## SET PROBLEM
Please quote the material exactly, every line of it.

## Extracted records
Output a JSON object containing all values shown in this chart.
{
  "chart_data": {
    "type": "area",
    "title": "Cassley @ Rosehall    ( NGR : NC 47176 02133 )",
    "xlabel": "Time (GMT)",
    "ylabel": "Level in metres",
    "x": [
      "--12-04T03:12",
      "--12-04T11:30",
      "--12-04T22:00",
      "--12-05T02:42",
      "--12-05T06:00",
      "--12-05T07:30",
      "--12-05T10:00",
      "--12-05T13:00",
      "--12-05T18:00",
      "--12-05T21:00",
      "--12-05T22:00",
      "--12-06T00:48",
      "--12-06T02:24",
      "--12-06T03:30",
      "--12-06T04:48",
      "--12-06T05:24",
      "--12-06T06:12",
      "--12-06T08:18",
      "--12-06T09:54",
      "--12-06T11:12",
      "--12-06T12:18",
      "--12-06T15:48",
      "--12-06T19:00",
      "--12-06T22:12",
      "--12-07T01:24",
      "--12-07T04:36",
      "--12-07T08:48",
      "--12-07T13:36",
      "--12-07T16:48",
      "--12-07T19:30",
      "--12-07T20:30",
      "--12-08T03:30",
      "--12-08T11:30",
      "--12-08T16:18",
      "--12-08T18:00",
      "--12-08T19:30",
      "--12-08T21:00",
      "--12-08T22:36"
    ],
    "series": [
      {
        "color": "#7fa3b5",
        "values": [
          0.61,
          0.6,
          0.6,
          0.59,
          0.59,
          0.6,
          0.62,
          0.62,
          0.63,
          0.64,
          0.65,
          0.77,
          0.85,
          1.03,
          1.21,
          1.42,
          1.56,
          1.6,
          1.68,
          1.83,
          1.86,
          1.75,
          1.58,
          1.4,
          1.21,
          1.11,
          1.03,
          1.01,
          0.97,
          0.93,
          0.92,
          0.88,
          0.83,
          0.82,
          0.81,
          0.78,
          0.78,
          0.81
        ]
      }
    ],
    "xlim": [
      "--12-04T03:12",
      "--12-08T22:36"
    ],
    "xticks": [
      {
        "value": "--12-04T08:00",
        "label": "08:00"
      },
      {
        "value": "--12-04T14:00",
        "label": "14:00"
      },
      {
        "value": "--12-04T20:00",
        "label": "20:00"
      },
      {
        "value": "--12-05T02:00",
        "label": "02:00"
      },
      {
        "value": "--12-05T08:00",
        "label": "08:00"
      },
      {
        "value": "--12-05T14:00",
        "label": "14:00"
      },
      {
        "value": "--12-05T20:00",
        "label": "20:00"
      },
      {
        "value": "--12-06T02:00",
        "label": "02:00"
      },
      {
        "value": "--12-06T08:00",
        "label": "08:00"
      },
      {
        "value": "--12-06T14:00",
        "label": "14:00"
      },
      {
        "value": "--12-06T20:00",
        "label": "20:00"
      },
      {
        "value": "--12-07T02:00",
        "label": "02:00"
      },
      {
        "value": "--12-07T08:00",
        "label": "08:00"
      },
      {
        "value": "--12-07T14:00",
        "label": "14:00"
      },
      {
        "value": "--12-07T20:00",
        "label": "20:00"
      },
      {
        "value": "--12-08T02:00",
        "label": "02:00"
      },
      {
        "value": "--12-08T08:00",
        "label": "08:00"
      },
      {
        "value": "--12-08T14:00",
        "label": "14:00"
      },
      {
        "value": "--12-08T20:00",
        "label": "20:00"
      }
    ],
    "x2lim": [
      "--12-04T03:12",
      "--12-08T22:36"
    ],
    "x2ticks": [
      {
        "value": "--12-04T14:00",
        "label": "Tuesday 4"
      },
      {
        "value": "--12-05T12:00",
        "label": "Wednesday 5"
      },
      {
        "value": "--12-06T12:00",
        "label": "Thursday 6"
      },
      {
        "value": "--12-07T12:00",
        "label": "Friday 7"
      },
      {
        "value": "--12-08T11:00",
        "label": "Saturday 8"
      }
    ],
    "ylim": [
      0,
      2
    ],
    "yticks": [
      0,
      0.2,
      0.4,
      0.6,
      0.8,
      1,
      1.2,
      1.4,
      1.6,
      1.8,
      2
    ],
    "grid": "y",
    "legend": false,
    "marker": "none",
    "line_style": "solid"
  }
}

## RIGHT ANSWER
Output a JSON object containing all values shown in this chart.
{
  "chart_data": {
    "type": "area",
    "title": "Cassley @ Rosehall    ( NGR : NC 47176 02133 )",
    "xlabel": "Time (GMT)",
    "ylabel": "Level in metres",
    "x": [
      "--12-04T03:12",
      "--12-04T11:30",
      "--12-04T22:00",
      "--12-05T02:42",
      "--12-05T06:00",
      "--12-05T07:30",
      "--12-05T10:00",
      "--12-05T13:00",
      "--12-05T18:00",
      "--12-05T21:00",
      "--12-05T22:00",
      "--12-06T00:48",
      "--12-06T02:24",
      "--12-06T03:30",
      "--12-06T04:48",
      "--12-06T05:24",
      "--12-06T06:12",
      "--12-06T08:18",
      "--12-06T09:54",
      "--12-06T11:12",
      "--12-06T12:18",
      "--12-06T15:48",
      "--12-06T19:00",
      "--12-06T22:12",
      "--12-07T01:24",
      "--12-07T04:36",
      "--12-07T08:48",
      "--12-07T13:36",
      "--12-07T16:48",
      "--12-07T19:30",
      "--12-07T20:30",
      "--12-08T03:30",
      "--12-08T11:30",
      "--12-08T16:18",
      "--12-08T18:00",
      "--12-08T19:30",
      "--12-08T21:00",
      "--12-08T22:36"
    ],
    "series": [
      {
        "color": "#7fa3b5",
        "values": [
          0.61,
          0.6,
          0.6,
          0.59,
          0.59,
          0.6,
          0.62,
          0.62,
          0.63,
          0.64,
          0.65,
          0.77,
          0.85,
          1.03,
          1.21,
          1.42,
          1.56,
          1.6,
          1.68,
          1.83,
          1.86,
          1.75,
          1.58,
          1.4,
          1.21,
          1.11,
          1.03,
          1.01,
          0.97,
          0.93,
          0.92,
          0.88,
          0.83,
          0.82,
          0.81,
          0.78,
          0.78,
          0.81
        ]
      }
    ],
    "xlim": [
      "--12-04T03:12",
      "--12-08T22:36"
    ],
    "xticks": [
      {
        "value": "--12-04T08:00",
        "label": "08:00"
      },
      {
        "value": "--12-04T14:00",
        "label": "14:00"
      },
      {
        "value": "--12-04T20:00",
        "label": "20:00"
      },
      {
        "value": "--12-05T02:00",
        "label": "02:00"
      },
      {
        "value": "--12-05T08:00",
        "label": "08:00"
      },
      {
        "value": "--12-05T14:00",
        "label": "14:00"
      },
      {
        "value": "--12-05T20:00",
        "label": "20:00"
      },
      {
        "value": "--12-06T02:00",
        "label": "02:00"
      },
      {
        "value": "--12-06T08:00",
        "label": "08:00"
      },
      {
        "value": "--12-06T14:00",
        "label": "14:00"
      },
      {
        "value": "--12-06T20:00",
        "label": "20:00"
      },
      {
        "value": "--12-07T02:00",
        "label": "02:00"
      },
      {
        "value": "--12-07T08:00",
        "label": "08:00"
      },
      {
        "value": "--12-07T14:00",
        "label": "14:00"
      },
      {
        "value": "--12-07T20:00",
        "label": "20:00"
      },
      {
        "value": "--12-08T02:00",
        "label": "02:00"
      },
      {
        "value": "--12-08T08:00",
        "label": "08:00"
      },
      {
        "value": "--12-08T14:00",
        "label": "14:00"
      },
      {
        "value": "--12-08T20:00",
        "label": "20:00"
      }
    ],
    "x2lim": [
      "--12-04T03:12",
      "--12-08T22:36"
    ],
    "x2ticks": [
      {
        "value": "--12-04T14:00",
        "label": "Tuesday 4"
      },
      {
        "value": "--12-05T12:00",
        "label": "Wednesday 5"
      },
      {
        "value": "--12-06T12:00",
        "label": "Thursday 6"
      },
      {
        "value": "--12-07T12:00",
        "label": "Friday 7"
      },
      {
        "value": "--12-08T11:00",
        "label": "Saturday 8"
      }
    ],
    "ylim": [
      0,
      2
    ],
    "yticks": [
      0,
      0.2,
      0.4,
      0.6,
      0.8,
      1,
      1.2,
      1.4,
      1.6,
      1.8,
      2
    ],
    "grid": "y",
    "legend": false,
    "marker": "none",
    "line_style": "solid"
  }
}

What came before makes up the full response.